§ **AIM OF THE TASK**
In the data below, find every line that has the string "weka", and copy it.

§ **SUPPLIED DATA**
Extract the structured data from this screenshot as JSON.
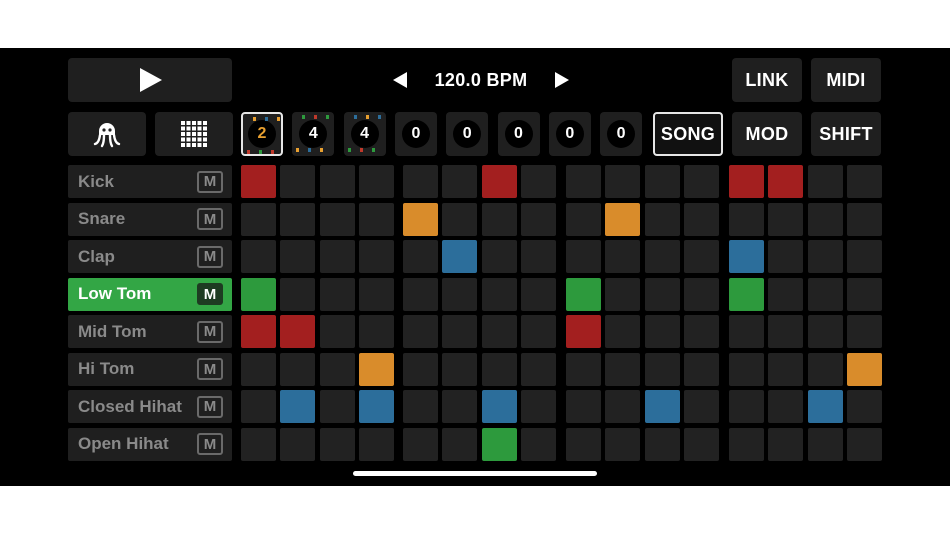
{
  "transport": {
    "play_icon": "play-icon",
    "bpm": "120.0 BPM",
    "prev_icon": "left-triangle-icon",
    "next_icon": "right-triangle-icon"
  },
  "buttons": {
    "link": "LINK",
    "midi": "MIDI",
    "song": "SONG",
    "mod": "MOD",
    "shift": "SHIFT"
  },
  "icons": {
    "logo": "octopus-icon",
    "grid": "grid-icon"
  },
  "patterns": [
    {
      "value": "2",
      "selected": true
    },
    {
      "value": "4",
      "selected": false
    },
    {
      "value": "4",
      "selected": false
    },
    {
      "value": "0",
      "selected": false
    },
    {
      "value": "0",
      "selected": false
    },
    {
      "value": "0",
      "selected": false
    },
    {
      "value": "0",
      "selected": false
    },
    {
      "value": "0",
      "selected": false
    }
  ],
  "tracks": [
    {
      "name": "Kick",
      "mute": "M",
      "active": false,
      "color": "red",
      "steps": [
        0,
        6,
        12,
        13
      ]
    },
    {
      "name": "Snare",
      "mute": "M",
      "active": false,
      "color": "orange",
      "steps": [
        4,
        9
      ]
    },
    {
      "name": "Clap",
      "mute": "M",
      "active": false,
      "color": "blue",
      "steps": [
        5,
        12
      ]
    },
    {
      "name": "Low Tom",
      "mute": "M",
      "active": true,
      "color": "green",
      "steps": [
        0,
        8,
        12
      ]
    },
    {
      "name": "Mid Tom",
      "mute": "M",
      "active": false,
      "color": "red",
      "steps": [
        0,
        1,
        8
      ]
    },
    {
      "name": "Hi Tom",
      "mute": "M",
      "active": false,
      "color": "orange",
      "steps": [
        3,
        15
      ]
    },
    {
      "name": "Closed Hihat",
      "mute": "M",
      "active": false,
      "color": "blue",
      "steps": [
        1,
        3,
        6,
        10,
        14
      ]
    },
    {
      "name": "Open Hihat",
      "mute": "M",
      "active": false,
      "color": "green",
      "steps": [
        6
      ]
    }
  ],
  "colors": {
    "red": "#a31f1f",
    "orange": "#d98c2b",
    "blue": "#2c6e9b",
    "green": "#2d9a3d",
    "accent": "#33a645"
  }
}
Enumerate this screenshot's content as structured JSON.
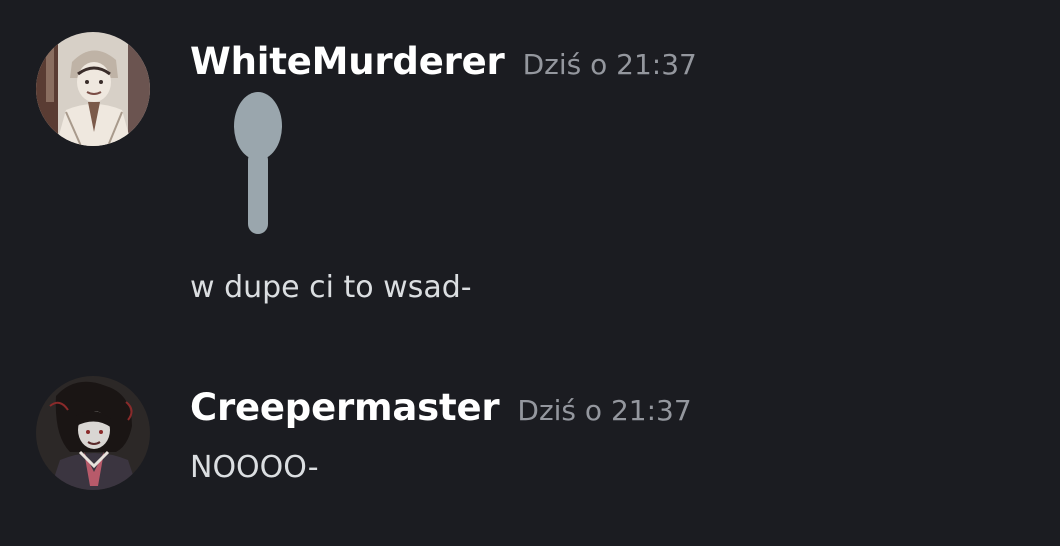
{
  "messages": [
    {
      "username": "WhiteMurderer",
      "timestamp": "Dziś o 21:37",
      "emoji": "spoon-icon",
      "text": "w dupe ci to wsad-"
    },
    {
      "username": "Creepermaster",
      "timestamp": "Dziś o 21:37",
      "text": "NOOOO-"
    }
  ],
  "colors": {
    "background": "#1b1c21",
    "username": "#ffffff",
    "timestamp": "#94979e",
    "message_text": "#dbdee1",
    "spoon": "#9aa6ad"
  }
}
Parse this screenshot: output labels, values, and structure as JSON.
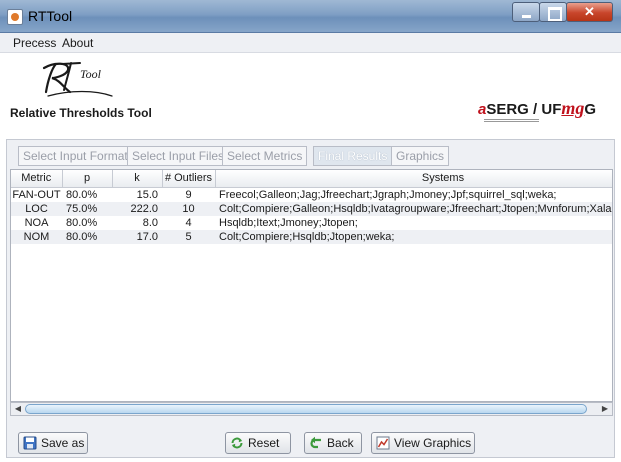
{
  "window": {
    "title": "RTTool"
  },
  "menu": {
    "items": [
      "Precess",
      "About"
    ]
  },
  "header": {
    "logo_text": "RTool",
    "subtitle": "Relative Thresholds Tool",
    "partner_logo_text": "aSERG / UFMG",
    "partner_logo_a": "a",
    "partner_logo_rest": "SERG / UF",
    "partner_logo_mg": "mg",
    "partner_logo_g": "G"
  },
  "tabs": [
    {
      "label": "Select Input Format",
      "active": false
    },
    {
      "label": "Select Input Files",
      "active": false
    },
    {
      "label": "Select Metrics",
      "active": false
    },
    {
      "label": "Final Results",
      "active": true
    },
    {
      "label": "Graphics",
      "active": false
    }
  ],
  "table": {
    "columns": [
      "Metric",
      "p",
      "k",
      "# Outliers",
      "Systems"
    ],
    "rows": [
      [
        "FAN-OUT",
        "80.0%",
        "15.0",
        "9",
        "Freecol;Galleon;Jag;Jfreechart;Jgraph;Jmoney;Jpf;squirrel_sql;weka;"
      ],
      [
        "LOC",
        "75.0%",
        "222.0",
        "10",
        "Colt;Compiere;Galleon;Hsqldb;Ivatagroupware;Jfreechart;Jtopen;Mvnforum;Xalan;weka;"
      ],
      [
        "NOA",
        "80.0%",
        "8.0",
        "4",
        "Hsqldb;Itext;Jmoney;Jtopen;"
      ],
      [
        "NOM",
        "80.0%",
        "17.0",
        "5",
        "Colt;Compiere;Hsqldb;Jtopen;weka;"
      ]
    ]
  },
  "buttons": {
    "save_as": "Save as",
    "reset": "Reset",
    "back": "Back",
    "view_graphics": "View Graphics"
  }
}
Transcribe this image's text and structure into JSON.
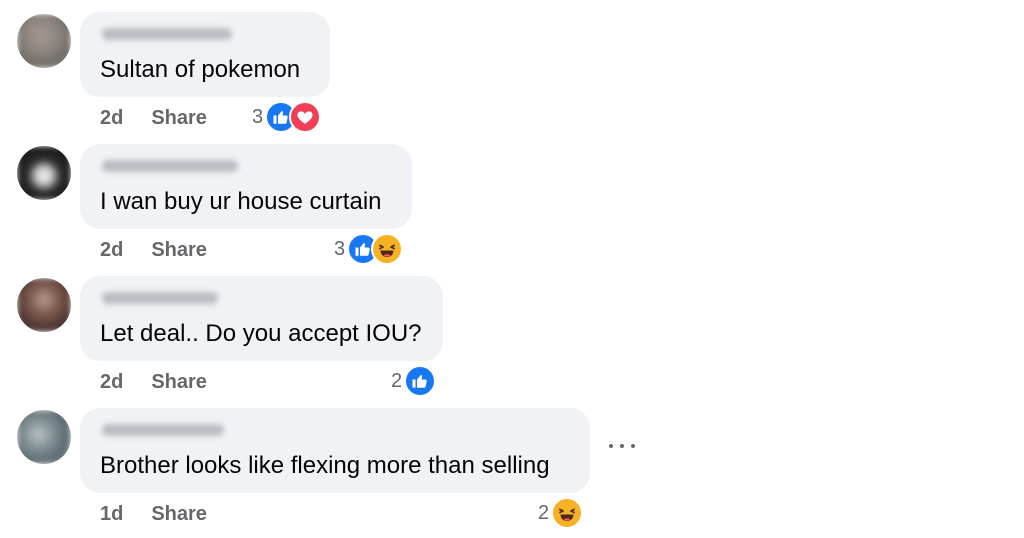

§ **THE OUTPUT**
        "Freecol;Galleon;Jag;Jfreechart;Jgraph;Jmoney;Jpf;squirrel_sql;weka;"
        "Colt;Compiere;Galleon;Hsqldb;Ivatagroupware;Jfreechart;Jtopen;Mvnforum;Xalan;weka;"
        "Colt;Compiere;Hsqldb;Jtopen;weka;"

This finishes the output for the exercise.